Exercise task:
Make an exact copy of all the entries, but do not reproduce the pictures.

Recorded information:
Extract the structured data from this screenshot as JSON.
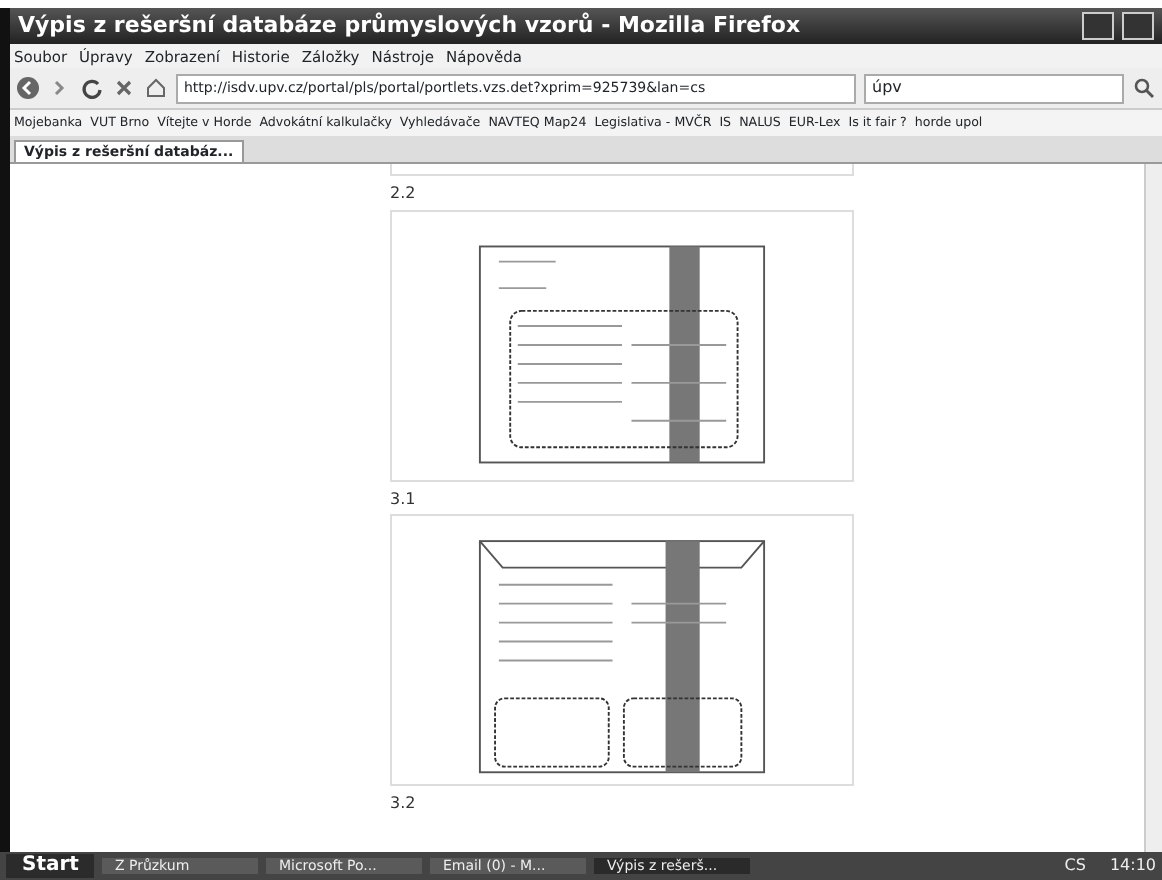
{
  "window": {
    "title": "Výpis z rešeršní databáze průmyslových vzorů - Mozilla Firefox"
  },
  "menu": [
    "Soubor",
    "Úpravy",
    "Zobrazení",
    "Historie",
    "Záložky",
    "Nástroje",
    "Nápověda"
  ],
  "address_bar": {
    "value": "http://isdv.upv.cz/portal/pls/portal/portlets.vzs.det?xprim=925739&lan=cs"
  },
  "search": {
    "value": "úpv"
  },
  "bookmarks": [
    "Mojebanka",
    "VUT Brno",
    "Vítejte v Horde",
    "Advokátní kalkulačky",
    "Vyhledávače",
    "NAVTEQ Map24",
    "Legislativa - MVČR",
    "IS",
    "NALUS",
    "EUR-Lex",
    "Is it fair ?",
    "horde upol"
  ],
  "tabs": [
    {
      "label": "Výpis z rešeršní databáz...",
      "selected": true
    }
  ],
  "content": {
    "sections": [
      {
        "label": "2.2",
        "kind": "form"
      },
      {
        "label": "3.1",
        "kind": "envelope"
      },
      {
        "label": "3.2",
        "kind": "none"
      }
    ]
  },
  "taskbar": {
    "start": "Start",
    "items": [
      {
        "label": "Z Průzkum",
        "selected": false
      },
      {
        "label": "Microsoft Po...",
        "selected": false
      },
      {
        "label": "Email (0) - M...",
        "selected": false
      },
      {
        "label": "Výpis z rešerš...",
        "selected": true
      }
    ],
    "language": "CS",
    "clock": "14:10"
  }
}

Full response:
Extract the structured data from this screenshot as JSON.
{
  "window": {
    "title": "Výpis z rešeršní databáze průmyslových vzorů - Mozilla Firefox"
  },
  "menu": [
    "Soubor",
    "Úpravy",
    "Zobrazení",
    "Historie",
    "Záložky",
    "Nástroje",
    "Nápověda"
  ],
  "address_bar": {
    "value": "http://isdv.upv.cz/portal/pls/portal/portlets.vzs.det?xprim=925739&lan=cs"
  },
  "search": {
    "value": "úpv"
  },
  "bookmarks": [
    "Mojebanka",
    "VUT Brno",
    "Vítejte v Horde",
    "Advokátní kalkulačky",
    "Vyhledávače",
    "NAVTEQ Map24",
    "Legislativa - MVČR",
    "IS",
    "NALUS",
    "EUR-Lex",
    "Is it fair ?",
    "horde upol"
  ],
  "tabs": [
    {
      "label": "Výpis z rešeršní databáz...",
      "selected": true
    }
  ],
  "content": {
    "sections": [
      {
        "label": "2.2",
        "kind": "form"
      },
      {
        "label": "3.1",
        "kind": "envelope"
      },
      {
        "label": "3.2",
        "kind": "none"
      }
    ]
  },
  "taskbar": {
    "start": "Start",
    "items": [
      {
        "label": "Z Průzkum",
        "selected": false
      },
      {
        "label": "Microsoft Po...",
        "selected": false
      },
      {
        "label": "Email (0) - M...",
        "selected": false
      },
      {
        "label": "Výpis z rešerš...",
        "selected": true
      }
    ],
    "language": "CS",
    "clock": "14:10"
  }
}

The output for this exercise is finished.